Extract provided =
Start of Block

There was a little fart here. [Ruth and Aline laugh] It’s just, I was like feeling the little body. But that’s a good example. Like, are you here feeling their bodies? ‘Cause like, when I look in Brazil, for example, I see maids, you know, taking care of the houses and domestic work being paid like shitty, you know money, to do like… to take care of somebody else’s toilet, you know, and hygiene and houses. Babysitter is a big thing, you know?

 

[music fades]

 

And I see a lot of women that are not actually like hands-on in terms of what… you know? I have a friend who went to Europe and she found out this work as au pair, like babysitting. And they’re like, ‘Oh, they want me to speak Spanish and Portuguese with their baby, so it learns, but I’m not paid to be like ah, language teaching.’ So, I see that [as] a very colonial practice and it’s out there, you know, and it’s people doing it. And I was talking to a friend from Nigeria and she was saying about that. And she is now in the United States and raising… or helping raising her nephews. And so those are things that we are very concerned about and understanding how that—like the feminist side that Gorki was talking about—how that plays out on our household. What does it mean to be a feminist family? What does it mean to be aware of those global structures, and how do we translate that into how we educate our boys? So, yeah.

 

Wow, what a beautiful, rich conversation we are having. And you know, I can relate to what you’re talking about, you know, the concept of stratified reproduction, you know, some people are in the position where, that they can mother in specific ways, or parent in specific ways, because they have the help of other people who are not given the resources or the time to look after their own children. So, I think of my own aunt who worked in Abu Dhabi, looking after other people’s children while her children were brought up in the village in Goa.

 

AC — And they’re not the community, right? There is all this transactional relationship.

 

Yeah.

 

Which is not community.

 

Yeah.

 

Right? Which is not like enhancing community-building. It’s not enhancing, like, knowledge sharing. It’s not enhancing, like, people-becoming and, you know?

 

Yeah.

End of Block

Data excerpts =
Start of Block

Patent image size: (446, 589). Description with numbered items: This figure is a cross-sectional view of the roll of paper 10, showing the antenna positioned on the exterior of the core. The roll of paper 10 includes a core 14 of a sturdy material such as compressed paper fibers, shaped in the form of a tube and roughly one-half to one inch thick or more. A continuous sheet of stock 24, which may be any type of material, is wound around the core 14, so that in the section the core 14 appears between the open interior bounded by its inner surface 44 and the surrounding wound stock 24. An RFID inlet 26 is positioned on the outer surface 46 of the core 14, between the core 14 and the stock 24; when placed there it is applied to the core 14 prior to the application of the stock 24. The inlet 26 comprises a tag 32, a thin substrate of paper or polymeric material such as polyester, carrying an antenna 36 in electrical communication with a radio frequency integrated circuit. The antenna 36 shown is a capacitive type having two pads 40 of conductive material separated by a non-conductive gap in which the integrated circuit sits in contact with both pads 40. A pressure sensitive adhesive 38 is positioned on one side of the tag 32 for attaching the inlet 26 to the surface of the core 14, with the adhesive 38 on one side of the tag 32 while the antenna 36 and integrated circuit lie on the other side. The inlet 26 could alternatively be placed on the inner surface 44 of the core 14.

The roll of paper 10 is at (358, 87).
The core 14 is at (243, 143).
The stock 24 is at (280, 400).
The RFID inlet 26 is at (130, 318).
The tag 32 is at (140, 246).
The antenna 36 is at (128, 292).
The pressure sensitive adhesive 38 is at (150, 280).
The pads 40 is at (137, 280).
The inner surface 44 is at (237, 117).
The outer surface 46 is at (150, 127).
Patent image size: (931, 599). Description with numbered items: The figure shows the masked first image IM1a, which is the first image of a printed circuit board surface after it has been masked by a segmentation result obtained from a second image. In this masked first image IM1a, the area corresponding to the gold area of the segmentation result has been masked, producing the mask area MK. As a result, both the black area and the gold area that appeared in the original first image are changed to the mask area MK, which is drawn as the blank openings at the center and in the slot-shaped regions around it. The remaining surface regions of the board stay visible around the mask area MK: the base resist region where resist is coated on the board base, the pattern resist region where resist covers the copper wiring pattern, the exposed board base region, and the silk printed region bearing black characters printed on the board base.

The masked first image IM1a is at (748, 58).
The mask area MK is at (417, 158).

End of Block

Aim of the exercise = According to the transcript, where did the speaker's aunt work looking after other people's children? Rely only on the transcript, not on the entries.

Written reply = She worked in Abu Dhabi.